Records
───

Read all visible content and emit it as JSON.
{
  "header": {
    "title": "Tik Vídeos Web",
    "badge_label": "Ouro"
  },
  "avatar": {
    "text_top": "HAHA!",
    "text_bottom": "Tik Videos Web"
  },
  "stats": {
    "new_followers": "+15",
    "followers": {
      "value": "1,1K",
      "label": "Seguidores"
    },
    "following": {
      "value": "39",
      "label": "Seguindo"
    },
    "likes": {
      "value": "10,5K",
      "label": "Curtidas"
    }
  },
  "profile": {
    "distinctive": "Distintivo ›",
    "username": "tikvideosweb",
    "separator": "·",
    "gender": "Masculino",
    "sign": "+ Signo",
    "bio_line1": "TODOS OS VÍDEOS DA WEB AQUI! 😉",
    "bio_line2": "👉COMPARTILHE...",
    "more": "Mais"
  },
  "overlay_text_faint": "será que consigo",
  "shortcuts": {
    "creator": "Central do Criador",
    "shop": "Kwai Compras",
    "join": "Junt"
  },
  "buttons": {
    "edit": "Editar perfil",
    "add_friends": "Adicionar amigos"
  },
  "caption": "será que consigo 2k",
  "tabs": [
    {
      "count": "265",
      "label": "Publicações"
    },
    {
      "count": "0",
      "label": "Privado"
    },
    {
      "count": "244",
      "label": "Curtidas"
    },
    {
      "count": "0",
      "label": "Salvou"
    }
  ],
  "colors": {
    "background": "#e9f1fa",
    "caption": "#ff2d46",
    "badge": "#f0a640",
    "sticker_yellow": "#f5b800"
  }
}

───

What needs to be done: Set down the listing above in full, please, exactly as it appears.

Written solution:
Read all visible content and emit it as JSON.
{
  "header": {
    "title": "Tik Vídeos Web",
    "badge_label": "Ouro"
  },
  "avatar": {
    "text_top": "HAHA!",
    "text_bottom": "Tik Videos Web"
  },
  "stats": {
    "new_followers": "+15",
    "followers": {
      "value": "1,1K",
      "label": "Seguidores"
    },
    "following": {
      "value": "39",
      "label": "Seguindo"
    },
    "likes": {
      "value": "10,5K",
      "label": "Curtidas"
    }
  },
  "profile": {
    "distinctive": "Distintivo ›",
    "username": "tikvideosweb",
    "separator": "·",
    "gender": "Masculino",
    "sign": "+ Signo",
    "bio_line1": "TODOS OS VÍDEOS DA WEB AQUI! 😉",
    "bio_line2": "👉COMPARTILHE...",
    "more": "Mais"
  },
  "overlay_text_faint": "será que consigo",
  "shortcuts": {
    "creator": "Central do Criador",
    "shop": "Kwai Compras",
    "join": "Junt"
  },
  "buttons": {
    "edit": "Editar perfil",
    "add_friends": "Adicionar amigos"
  },
  "caption": "será que consigo 2k",
  "tabs": [
    {
      "count": "265",
      "label": "Publicações"
    },
    {
      "count": "0",
      "label": "Privado"
    },
    {
      "count": "244",
      "label": "Curtidas"
    },
    {
      "count": "0",
      "label": "Salvou"
    }
  ],
  "colors": {
    "background": "#e9f1fa",
    "caption": "#ff2d46",
    "badge": "#f0a640",
    "sticker_yellow": "#f5b800"
  }
}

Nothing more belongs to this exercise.